■ Aim of the exercise ■
The records below hold pictures; please leave those out and retype the rest exactly.

■ Records for this task ■
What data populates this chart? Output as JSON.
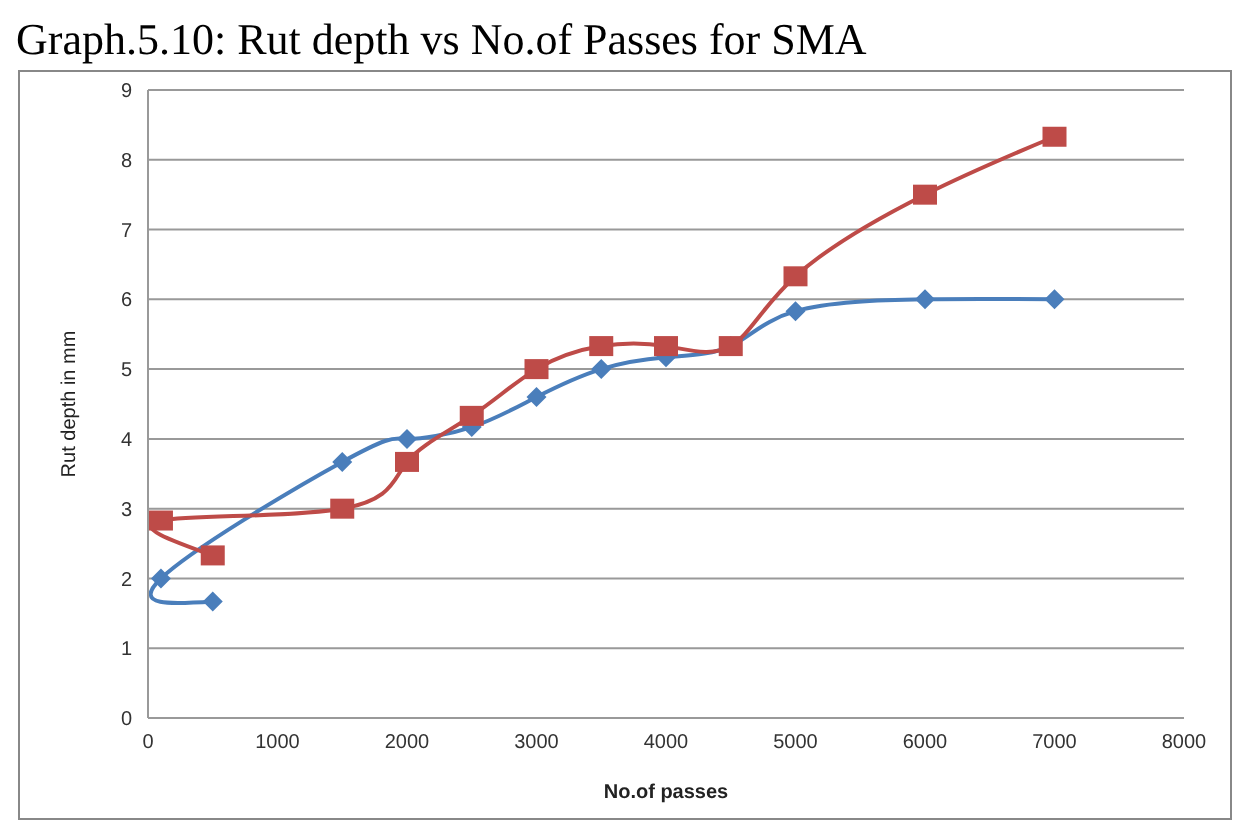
{
  "chart_data": {
    "type": "line",
    "title": "Graph.5.10: Rut depth vs No.of Passes for SMA",
    "xlabel": "No.of passes",
    "ylabel": "Rut depth in mm",
    "xlim": [
      0,
      8000
    ],
    "xticks": [
      0,
      1000,
      2000,
      3000,
      4000,
      5000,
      6000,
      7000,
      8000
    ],
    "ylim": [
      0,
      9
    ],
    "yticks": [
      0,
      1,
      2,
      3,
      4,
      5,
      6,
      7,
      8,
      9
    ],
    "grid": "y",
    "series": [
      {
        "color": "#4a7ebb",
        "marker": "diamond",
        "x": [
          500,
          100,
          1500,
          2000,
          2500,
          3000,
          3500,
          4000,
          4500,
          5000,
          6000,
          7000
        ],
        "values": [
          1.67,
          2.0,
          3.67,
          4.0,
          4.17,
          4.6,
          5.0,
          5.17,
          5.33,
          5.83,
          6.0,
          6.0
        ]
      },
      {
        "color": "#be4b48",
        "marker": "square",
        "x": [
          500,
          100,
          1500,
          2000,
          2500,
          3000,
          3500,
          4000,
          4500,
          5000,
          6000,
          7000
        ],
        "values": [
          2.33,
          2.83,
          3.0,
          3.67,
          4.33,
          5.0,
          5.33,
          5.33,
          5.33,
          6.33,
          7.5,
          8.33
        ]
      }
    ]
  }
}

■ Written answer ■
What data populates this chart? Output as JSON.
{
  "chart_data": {
    "type": "line",
    "title": "Graph.5.10: Rut depth vs No.of Passes for SMA",
    "xlabel": "No.of passes",
    "ylabel": "Rut depth in mm",
    "xlim": [
      0,
      8000
    ],
    "xticks": [
      0,
      1000,
      2000,
      3000,
      4000,
      5000,
      6000,
      7000,
      8000
    ],
    "ylim": [
      0,
      9
    ],
    "yticks": [
      0,
      1,
      2,
      3,
      4,
      5,
      6,
      7,
      8,
      9
    ],
    "grid": "y",
    "series": [
      {
        "color": "#4a7ebb",
        "marker": "diamond",
        "x": [
          500,
          100,
          1500,
          2000,
          2500,
          3000,
          3500,
          4000,
          4500,
          5000,
          6000,
          7000
        ],
        "values": [
          1.67,
          2.0,
          3.67,
          4.0,
          4.17,
          4.6,
          5.0,
          5.17,
          5.33,
          5.83,
          6.0,
          6.0
        ]
      },
      {
        "color": "#be4b48",
        "marker": "square",
        "x": [
          500,
          100,
          1500,
          2000,
          2500,
          3000,
          3500,
          4000,
          4500,
          5000,
          6000,
          7000
        ],
        "values": [
          2.33,
          2.83,
          3.0,
          3.67,
          4.33,
          5.0,
          5.33,
          5.33,
          5.33,
          6.33,
          7.5,
          8.33
        ]
      }
    ]
  }
}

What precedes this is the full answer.